TASK BRIEF:
Which lines hold the word "this"? Copy each of them from the material.
BEGIN
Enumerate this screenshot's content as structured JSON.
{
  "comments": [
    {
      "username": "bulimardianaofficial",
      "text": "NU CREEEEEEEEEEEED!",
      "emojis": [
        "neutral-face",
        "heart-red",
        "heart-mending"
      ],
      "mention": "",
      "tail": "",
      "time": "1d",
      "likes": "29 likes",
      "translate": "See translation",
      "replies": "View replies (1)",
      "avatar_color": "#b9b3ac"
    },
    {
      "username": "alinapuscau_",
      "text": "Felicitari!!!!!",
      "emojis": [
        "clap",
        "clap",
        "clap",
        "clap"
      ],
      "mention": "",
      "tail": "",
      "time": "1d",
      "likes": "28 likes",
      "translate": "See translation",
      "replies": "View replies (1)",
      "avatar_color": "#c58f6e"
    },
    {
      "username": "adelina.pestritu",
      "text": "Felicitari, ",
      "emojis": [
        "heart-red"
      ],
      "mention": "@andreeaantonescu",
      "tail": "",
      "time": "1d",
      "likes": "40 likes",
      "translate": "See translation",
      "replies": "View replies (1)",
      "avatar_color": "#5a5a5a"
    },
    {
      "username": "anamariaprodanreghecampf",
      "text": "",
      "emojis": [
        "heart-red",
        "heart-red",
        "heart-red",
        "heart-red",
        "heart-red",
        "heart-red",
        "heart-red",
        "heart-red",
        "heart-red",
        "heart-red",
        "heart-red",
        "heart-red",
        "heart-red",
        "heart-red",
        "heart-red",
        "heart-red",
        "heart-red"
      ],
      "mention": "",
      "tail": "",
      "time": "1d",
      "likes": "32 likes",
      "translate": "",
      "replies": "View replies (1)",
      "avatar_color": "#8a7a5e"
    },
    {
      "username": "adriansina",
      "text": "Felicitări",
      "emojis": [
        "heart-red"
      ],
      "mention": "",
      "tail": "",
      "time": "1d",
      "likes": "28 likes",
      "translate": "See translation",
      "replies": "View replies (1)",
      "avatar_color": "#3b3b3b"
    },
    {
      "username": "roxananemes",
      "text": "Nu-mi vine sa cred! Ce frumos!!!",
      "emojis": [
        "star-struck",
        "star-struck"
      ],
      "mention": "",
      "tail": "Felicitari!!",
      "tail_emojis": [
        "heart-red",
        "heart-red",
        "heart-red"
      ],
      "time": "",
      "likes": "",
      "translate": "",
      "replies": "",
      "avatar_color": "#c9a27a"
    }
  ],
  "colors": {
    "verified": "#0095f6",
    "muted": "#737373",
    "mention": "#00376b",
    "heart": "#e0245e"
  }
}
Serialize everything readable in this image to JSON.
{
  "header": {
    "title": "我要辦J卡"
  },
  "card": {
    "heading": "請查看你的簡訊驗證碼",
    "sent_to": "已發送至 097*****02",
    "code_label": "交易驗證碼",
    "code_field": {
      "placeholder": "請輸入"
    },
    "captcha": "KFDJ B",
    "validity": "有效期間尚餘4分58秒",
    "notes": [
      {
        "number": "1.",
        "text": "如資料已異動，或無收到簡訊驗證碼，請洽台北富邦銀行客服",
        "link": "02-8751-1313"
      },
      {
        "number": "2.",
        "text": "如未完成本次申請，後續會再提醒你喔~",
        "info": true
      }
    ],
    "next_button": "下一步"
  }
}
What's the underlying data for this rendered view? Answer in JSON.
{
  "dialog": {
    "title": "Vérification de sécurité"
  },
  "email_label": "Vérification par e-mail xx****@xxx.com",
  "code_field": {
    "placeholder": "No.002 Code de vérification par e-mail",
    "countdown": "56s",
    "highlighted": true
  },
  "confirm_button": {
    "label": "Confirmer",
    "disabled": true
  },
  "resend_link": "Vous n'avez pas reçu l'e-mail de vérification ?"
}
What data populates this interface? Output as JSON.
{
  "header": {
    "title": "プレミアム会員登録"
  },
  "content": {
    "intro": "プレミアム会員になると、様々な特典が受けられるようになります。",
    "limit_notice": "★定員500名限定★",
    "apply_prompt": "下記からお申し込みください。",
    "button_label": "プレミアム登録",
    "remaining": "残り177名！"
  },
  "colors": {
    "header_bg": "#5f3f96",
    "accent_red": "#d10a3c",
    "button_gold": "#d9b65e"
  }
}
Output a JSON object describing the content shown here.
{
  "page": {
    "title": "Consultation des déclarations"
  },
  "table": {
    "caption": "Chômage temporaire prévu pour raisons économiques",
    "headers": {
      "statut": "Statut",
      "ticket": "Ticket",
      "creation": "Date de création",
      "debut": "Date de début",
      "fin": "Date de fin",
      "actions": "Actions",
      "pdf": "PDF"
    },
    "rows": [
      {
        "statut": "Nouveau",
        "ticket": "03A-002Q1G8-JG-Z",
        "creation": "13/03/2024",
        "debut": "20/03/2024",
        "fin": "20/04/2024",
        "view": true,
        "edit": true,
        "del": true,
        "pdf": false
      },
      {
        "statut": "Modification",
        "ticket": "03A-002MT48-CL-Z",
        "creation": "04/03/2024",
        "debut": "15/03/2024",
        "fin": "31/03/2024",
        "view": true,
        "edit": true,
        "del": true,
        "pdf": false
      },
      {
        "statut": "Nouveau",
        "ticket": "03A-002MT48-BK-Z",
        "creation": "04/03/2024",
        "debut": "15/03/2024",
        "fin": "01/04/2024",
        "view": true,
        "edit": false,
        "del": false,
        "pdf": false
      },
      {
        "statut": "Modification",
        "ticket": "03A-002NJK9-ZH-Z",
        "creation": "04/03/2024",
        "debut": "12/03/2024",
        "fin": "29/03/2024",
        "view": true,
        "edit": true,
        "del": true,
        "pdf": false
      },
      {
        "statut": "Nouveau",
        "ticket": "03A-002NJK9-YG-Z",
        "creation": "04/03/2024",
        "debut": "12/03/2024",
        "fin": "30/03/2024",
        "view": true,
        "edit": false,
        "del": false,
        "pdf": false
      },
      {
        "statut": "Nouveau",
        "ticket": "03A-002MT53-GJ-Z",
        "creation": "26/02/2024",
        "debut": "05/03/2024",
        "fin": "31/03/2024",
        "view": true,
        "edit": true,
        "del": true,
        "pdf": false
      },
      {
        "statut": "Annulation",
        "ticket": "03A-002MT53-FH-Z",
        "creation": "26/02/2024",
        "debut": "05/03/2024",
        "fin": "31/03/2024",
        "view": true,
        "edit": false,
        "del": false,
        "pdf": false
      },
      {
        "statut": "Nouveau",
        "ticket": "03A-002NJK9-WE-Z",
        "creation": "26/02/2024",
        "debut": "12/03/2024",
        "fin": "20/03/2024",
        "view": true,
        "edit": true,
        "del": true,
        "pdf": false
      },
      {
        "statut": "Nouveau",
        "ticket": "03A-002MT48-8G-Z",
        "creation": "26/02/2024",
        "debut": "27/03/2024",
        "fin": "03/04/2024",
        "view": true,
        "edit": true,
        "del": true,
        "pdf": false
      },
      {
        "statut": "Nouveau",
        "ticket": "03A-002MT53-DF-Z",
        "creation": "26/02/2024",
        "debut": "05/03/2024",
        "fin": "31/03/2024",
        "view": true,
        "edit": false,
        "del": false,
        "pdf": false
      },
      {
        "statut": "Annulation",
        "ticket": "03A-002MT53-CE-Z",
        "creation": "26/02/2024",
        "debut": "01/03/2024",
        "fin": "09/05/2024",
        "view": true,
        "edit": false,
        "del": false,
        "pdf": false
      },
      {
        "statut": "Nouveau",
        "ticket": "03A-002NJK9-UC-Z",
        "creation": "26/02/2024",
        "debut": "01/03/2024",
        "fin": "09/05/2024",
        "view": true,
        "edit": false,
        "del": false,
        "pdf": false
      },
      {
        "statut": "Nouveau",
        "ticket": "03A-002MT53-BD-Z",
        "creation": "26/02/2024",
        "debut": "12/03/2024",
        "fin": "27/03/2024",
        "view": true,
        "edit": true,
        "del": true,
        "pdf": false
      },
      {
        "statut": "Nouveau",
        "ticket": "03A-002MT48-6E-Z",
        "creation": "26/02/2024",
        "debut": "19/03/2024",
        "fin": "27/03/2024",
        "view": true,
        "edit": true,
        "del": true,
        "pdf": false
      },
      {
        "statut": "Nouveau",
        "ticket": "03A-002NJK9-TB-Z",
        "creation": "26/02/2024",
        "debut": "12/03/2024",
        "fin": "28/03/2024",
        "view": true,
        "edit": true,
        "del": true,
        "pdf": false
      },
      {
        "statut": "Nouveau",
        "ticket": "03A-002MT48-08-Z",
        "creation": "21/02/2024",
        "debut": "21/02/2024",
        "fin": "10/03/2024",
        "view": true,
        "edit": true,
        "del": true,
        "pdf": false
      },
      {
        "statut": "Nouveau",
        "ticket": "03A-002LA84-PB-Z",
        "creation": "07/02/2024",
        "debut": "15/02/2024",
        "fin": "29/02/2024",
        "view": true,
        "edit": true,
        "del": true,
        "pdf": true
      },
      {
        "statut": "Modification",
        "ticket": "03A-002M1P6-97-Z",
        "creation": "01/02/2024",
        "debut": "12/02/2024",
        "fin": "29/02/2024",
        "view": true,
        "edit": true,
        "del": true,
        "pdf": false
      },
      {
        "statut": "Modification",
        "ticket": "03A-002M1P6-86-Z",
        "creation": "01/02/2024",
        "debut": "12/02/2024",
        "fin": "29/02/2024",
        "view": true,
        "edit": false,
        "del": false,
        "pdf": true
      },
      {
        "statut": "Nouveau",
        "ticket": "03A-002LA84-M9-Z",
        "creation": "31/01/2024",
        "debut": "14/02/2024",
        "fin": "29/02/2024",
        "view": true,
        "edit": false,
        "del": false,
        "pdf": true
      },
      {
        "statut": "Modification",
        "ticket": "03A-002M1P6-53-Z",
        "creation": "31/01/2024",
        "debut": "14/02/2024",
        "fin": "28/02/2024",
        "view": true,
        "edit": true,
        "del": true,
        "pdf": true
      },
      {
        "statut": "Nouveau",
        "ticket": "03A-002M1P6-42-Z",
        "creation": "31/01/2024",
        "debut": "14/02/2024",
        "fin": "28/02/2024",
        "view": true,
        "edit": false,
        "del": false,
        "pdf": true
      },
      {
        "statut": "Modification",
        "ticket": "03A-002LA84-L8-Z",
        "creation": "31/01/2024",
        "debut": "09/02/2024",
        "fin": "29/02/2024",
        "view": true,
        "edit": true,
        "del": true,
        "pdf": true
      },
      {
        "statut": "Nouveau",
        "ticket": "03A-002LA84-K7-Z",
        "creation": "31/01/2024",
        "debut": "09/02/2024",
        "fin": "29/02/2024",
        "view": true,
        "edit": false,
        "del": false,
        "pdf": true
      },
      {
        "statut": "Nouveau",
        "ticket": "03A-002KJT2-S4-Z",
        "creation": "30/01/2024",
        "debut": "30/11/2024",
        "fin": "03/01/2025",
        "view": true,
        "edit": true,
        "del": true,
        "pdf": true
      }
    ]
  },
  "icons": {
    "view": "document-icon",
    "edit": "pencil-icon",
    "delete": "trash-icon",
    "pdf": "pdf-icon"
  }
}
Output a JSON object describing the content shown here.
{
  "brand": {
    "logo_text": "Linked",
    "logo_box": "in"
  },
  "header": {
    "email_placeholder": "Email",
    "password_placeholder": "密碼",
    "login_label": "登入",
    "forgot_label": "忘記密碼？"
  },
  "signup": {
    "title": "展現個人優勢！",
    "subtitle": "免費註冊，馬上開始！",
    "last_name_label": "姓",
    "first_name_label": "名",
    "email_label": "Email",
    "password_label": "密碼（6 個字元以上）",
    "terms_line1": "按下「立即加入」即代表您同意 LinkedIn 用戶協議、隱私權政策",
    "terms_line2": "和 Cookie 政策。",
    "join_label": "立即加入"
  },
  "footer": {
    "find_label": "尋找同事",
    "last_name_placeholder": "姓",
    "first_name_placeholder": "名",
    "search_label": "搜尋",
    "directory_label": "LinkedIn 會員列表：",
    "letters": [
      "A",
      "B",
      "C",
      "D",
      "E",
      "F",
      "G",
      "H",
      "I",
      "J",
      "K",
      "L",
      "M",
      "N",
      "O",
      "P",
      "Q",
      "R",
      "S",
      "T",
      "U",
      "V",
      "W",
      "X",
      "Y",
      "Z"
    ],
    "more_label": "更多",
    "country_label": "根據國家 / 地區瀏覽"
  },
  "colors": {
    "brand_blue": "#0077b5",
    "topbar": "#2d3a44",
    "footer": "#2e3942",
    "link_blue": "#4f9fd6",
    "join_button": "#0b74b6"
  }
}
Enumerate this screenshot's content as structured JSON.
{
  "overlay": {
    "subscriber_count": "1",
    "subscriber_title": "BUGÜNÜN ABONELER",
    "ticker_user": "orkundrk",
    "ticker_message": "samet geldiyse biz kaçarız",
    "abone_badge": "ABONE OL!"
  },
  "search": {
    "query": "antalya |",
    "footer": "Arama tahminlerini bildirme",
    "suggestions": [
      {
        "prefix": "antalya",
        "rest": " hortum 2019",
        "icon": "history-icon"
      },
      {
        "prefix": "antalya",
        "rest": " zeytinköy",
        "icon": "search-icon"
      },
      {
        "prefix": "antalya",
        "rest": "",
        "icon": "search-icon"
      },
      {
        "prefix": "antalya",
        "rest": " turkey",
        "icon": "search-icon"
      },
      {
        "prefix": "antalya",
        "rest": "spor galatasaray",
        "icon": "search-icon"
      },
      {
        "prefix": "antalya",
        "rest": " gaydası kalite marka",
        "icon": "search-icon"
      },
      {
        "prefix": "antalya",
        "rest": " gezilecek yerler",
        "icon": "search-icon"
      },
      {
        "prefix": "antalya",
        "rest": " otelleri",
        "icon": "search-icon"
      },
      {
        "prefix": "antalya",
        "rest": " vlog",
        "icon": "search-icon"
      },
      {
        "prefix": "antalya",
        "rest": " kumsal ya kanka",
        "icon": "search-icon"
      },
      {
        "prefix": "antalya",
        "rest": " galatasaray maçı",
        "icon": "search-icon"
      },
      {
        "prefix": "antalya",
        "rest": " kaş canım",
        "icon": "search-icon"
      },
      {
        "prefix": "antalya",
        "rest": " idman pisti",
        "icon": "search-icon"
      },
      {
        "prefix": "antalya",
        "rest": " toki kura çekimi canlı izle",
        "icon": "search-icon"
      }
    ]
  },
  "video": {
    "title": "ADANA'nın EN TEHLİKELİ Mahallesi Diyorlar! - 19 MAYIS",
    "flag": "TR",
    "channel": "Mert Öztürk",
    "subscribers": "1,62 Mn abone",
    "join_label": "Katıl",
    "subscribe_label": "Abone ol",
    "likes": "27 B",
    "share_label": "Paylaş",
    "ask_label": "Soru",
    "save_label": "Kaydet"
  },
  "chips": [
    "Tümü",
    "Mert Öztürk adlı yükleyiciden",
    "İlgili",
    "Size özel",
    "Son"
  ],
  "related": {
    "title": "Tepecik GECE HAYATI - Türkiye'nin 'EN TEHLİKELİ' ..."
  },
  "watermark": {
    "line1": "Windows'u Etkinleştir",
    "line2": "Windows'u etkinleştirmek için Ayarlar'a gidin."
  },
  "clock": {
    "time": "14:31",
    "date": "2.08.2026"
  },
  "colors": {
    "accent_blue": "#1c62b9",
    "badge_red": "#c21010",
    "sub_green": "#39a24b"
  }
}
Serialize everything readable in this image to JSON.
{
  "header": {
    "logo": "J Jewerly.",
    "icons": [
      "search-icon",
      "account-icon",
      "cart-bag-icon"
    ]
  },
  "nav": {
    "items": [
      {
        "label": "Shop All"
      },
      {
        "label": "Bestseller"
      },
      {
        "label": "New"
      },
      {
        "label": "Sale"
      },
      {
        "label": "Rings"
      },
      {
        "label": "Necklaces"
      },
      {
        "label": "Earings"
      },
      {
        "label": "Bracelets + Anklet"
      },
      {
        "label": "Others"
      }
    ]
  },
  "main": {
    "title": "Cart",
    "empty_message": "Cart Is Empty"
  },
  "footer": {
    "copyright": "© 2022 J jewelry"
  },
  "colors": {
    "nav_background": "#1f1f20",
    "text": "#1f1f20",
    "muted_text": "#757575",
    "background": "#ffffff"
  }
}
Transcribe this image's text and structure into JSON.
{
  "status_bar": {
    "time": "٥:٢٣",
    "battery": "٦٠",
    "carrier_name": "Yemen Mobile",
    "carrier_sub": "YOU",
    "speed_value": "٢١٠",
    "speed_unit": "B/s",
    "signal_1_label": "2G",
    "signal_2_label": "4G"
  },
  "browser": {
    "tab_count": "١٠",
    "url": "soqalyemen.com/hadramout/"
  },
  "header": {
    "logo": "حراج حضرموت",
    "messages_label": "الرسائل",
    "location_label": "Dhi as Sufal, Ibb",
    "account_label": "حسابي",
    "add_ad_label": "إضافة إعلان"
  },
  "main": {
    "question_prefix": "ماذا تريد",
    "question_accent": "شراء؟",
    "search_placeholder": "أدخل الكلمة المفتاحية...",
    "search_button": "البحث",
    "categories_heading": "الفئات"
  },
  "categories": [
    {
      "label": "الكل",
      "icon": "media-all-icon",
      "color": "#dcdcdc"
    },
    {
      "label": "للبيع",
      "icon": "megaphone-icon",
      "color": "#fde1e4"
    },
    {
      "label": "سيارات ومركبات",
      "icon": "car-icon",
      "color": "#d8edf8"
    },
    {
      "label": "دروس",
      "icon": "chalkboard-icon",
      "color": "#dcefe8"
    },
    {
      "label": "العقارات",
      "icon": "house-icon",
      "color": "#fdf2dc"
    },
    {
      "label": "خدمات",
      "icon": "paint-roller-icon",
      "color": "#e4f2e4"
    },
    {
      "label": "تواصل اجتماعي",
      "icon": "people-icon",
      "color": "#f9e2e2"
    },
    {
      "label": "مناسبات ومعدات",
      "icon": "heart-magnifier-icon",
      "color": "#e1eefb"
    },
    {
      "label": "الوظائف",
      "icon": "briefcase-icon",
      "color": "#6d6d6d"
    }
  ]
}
END
EXERCISE ANSWER:
Enumerate this screenshot's content as structured JSON.
Serialize everything readable in this image to JSON.
What's the underlying data for this rendered view? Answer in JSON.
What data populates this interface? Output as JSON.
Enumerate this screenshot's content as structured JSON.
Serialize everything readable in this image to JSON.
Transcribe this image's text and structure into JSON.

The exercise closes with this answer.